Stored data

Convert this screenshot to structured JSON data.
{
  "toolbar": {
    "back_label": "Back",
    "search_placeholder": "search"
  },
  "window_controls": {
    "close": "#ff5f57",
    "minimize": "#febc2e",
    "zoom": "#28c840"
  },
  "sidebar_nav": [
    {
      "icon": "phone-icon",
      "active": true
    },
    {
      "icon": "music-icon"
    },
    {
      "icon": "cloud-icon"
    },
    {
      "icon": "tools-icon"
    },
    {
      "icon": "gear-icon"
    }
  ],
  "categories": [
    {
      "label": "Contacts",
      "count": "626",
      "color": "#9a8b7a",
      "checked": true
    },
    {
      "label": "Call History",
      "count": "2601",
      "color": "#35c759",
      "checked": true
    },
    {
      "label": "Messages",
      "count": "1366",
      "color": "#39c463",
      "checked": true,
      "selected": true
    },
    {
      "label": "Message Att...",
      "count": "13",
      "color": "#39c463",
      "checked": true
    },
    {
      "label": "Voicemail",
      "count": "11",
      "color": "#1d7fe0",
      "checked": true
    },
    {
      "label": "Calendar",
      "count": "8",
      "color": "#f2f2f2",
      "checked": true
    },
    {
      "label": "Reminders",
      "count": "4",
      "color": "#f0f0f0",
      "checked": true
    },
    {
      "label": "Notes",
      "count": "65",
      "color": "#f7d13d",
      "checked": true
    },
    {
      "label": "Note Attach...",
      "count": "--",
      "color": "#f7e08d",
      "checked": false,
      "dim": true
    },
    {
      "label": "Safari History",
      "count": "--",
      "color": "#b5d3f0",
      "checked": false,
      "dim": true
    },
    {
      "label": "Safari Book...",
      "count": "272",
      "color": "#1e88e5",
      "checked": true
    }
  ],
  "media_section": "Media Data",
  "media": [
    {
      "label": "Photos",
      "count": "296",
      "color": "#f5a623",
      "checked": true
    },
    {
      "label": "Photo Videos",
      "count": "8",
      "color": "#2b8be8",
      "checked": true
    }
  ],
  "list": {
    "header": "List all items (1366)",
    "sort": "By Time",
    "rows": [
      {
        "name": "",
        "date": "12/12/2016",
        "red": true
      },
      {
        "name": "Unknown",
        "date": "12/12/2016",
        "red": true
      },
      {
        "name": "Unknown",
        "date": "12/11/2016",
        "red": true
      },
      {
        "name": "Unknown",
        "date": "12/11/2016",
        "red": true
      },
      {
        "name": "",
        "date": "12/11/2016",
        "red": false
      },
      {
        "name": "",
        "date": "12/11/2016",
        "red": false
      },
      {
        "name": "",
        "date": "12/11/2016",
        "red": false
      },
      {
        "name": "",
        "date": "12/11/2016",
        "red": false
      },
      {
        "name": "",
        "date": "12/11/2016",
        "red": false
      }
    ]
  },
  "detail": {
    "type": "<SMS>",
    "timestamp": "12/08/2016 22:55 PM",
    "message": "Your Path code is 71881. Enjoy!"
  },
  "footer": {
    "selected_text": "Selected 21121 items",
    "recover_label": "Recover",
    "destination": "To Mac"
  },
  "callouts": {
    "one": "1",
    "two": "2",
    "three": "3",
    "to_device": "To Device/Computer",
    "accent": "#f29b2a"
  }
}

▶ **Exercise objective**
Filter the entries and copy out every line with the word "History".

▶ **The answer**
      "label": "Call History",
      "label": "Safari History",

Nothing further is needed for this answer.